GOAL
The entries below should be given again exactly, minus their pictures.

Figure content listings
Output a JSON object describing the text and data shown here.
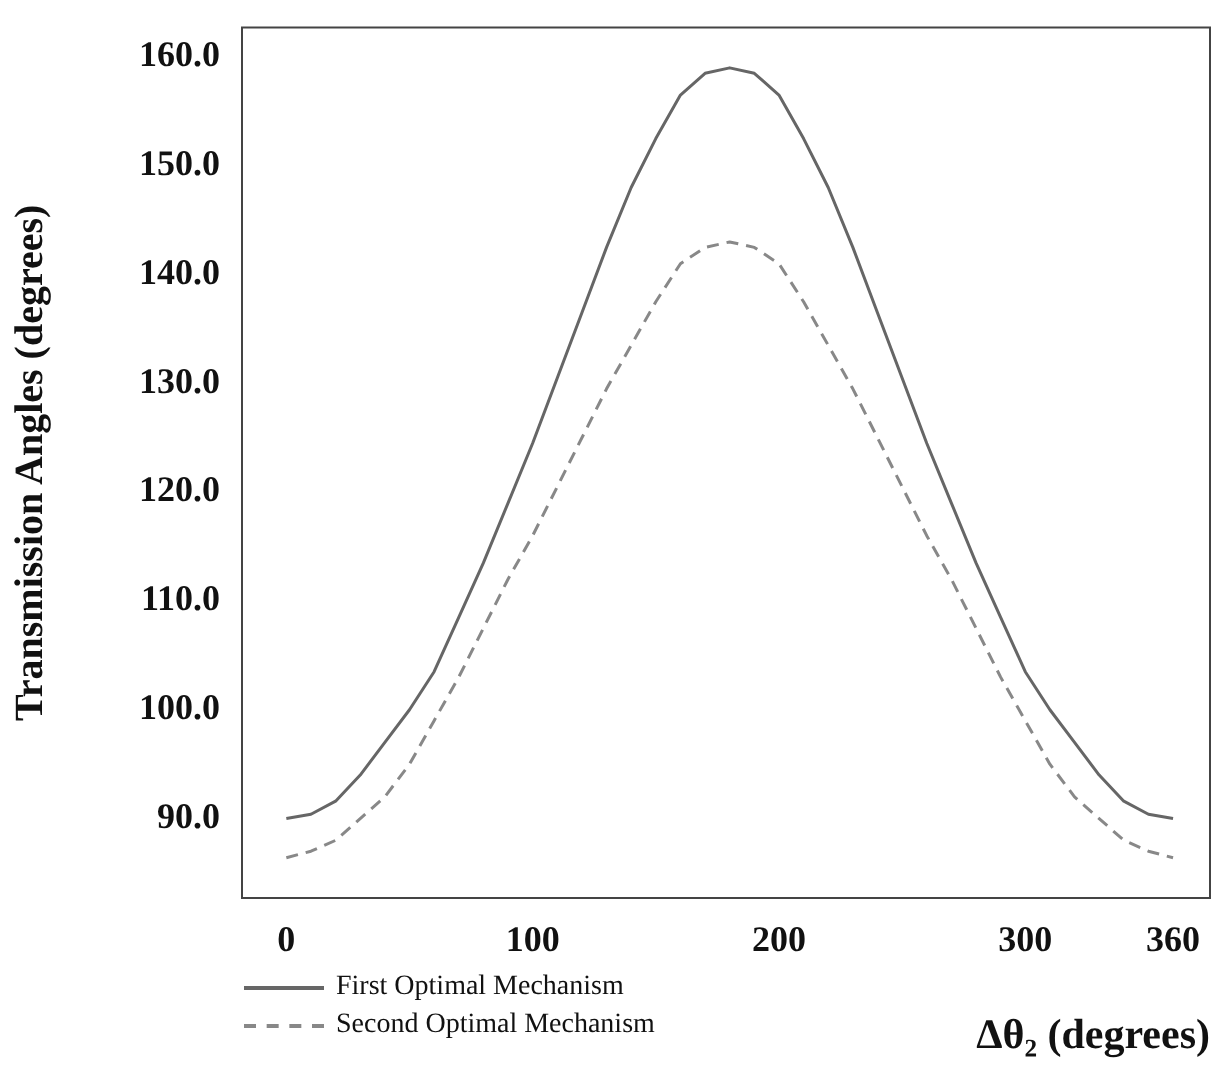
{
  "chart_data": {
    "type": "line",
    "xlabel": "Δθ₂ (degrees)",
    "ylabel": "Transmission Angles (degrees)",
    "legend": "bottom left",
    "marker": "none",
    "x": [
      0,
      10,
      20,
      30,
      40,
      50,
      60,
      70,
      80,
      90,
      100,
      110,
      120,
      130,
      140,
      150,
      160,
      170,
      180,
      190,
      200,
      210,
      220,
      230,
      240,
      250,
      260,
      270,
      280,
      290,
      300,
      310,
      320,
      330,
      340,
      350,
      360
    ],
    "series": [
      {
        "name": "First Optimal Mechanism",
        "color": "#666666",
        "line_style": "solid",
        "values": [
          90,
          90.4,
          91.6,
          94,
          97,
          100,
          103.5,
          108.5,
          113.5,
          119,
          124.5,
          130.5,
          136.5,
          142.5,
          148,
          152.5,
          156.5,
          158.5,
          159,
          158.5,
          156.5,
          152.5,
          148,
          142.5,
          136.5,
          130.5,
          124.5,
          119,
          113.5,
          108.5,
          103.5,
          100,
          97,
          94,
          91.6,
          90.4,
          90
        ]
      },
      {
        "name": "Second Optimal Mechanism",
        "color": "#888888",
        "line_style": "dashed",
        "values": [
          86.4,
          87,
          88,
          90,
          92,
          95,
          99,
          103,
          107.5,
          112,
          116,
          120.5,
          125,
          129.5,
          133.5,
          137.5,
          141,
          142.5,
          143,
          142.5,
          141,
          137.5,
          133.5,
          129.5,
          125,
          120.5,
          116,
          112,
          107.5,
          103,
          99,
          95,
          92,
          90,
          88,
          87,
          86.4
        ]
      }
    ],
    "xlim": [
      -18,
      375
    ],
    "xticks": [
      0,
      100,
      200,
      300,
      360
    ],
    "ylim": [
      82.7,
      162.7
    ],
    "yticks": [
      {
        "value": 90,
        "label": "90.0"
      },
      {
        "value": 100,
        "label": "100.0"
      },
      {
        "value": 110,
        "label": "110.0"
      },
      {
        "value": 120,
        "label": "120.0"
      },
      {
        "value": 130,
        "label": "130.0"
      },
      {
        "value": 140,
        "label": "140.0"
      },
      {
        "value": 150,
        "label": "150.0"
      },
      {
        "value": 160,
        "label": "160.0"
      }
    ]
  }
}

CORRECT RESULT
Output a JSON object describing the text and data shown here.
{
  "chart_data": {
    "type": "line",
    "xlabel": "Δθ₂ (degrees)",
    "ylabel": "Transmission Angles (degrees)",
    "legend": "bottom left",
    "marker": "none",
    "x": [
      0,
      10,
      20,
      30,
      40,
      50,
      60,
      70,
      80,
      90,
      100,
      110,
      120,
      130,
      140,
      150,
      160,
      170,
      180,
      190,
      200,
      210,
      220,
      230,
      240,
      250,
      260,
      270,
      280,
      290,
      300,
      310,
      320,
      330,
      340,
      350,
      360
    ],
    "series": [
      {
        "name": "First Optimal Mechanism",
        "color": "#666666",
        "line_style": "solid",
        "values": [
          90,
          90.4,
          91.6,
          94,
          97,
          100,
          103.5,
          108.5,
          113.5,
          119,
          124.5,
          130.5,
          136.5,
          142.5,
          148,
          152.5,
          156.5,
          158.5,
          159,
          158.5,
          156.5,
          152.5,
          148,
          142.5,
          136.5,
          130.5,
          124.5,
          119,
          113.5,
          108.5,
          103.5,
          100,
          97,
          94,
          91.6,
          90.4,
          90
        ]
      },
      {
        "name": "Second Optimal Mechanism",
        "color": "#888888",
        "line_style": "dashed",
        "values": [
          86.4,
          87,
          88,
          90,
          92,
          95,
          99,
          103,
          107.5,
          112,
          116,
          120.5,
          125,
          129.5,
          133.5,
          137.5,
          141,
          142.5,
          143,
          142.5,
          141,
          137.5,
          133.5,
          129.5,
          125,
          120.5,
          116,
          112,
          107.5,
          103,
          99,
          95,
          92,
          90,
          88,
          87,
          86.4
        ]
      }
    ],
    "xlim": [
      -18,
      375
    ],
    "xticks": [
      0,
      100,
      200,
      300,
      360
    ],
    "ylim": [
      82.7,
      162.7
    ],
    "yticks": [
      {
        "value": 90,
        "label": "90.0"
      },
      {
        "value": 100,
        "label": "100.0"
      },
      {
        "value": 110,
        "label": "110.0"
      },
      {
        "value": 120,
        "label": "120.0"
      },
      {
        "value": 130,
        "label": "130.0"
      },
      {
        "value": 140,
        "label": "140.0"
      },
      {
        "value": 150,
        "label": "150.0"
      },
      {
        "value": 160,
        "label": "160.0"
      }
    ]
  }
}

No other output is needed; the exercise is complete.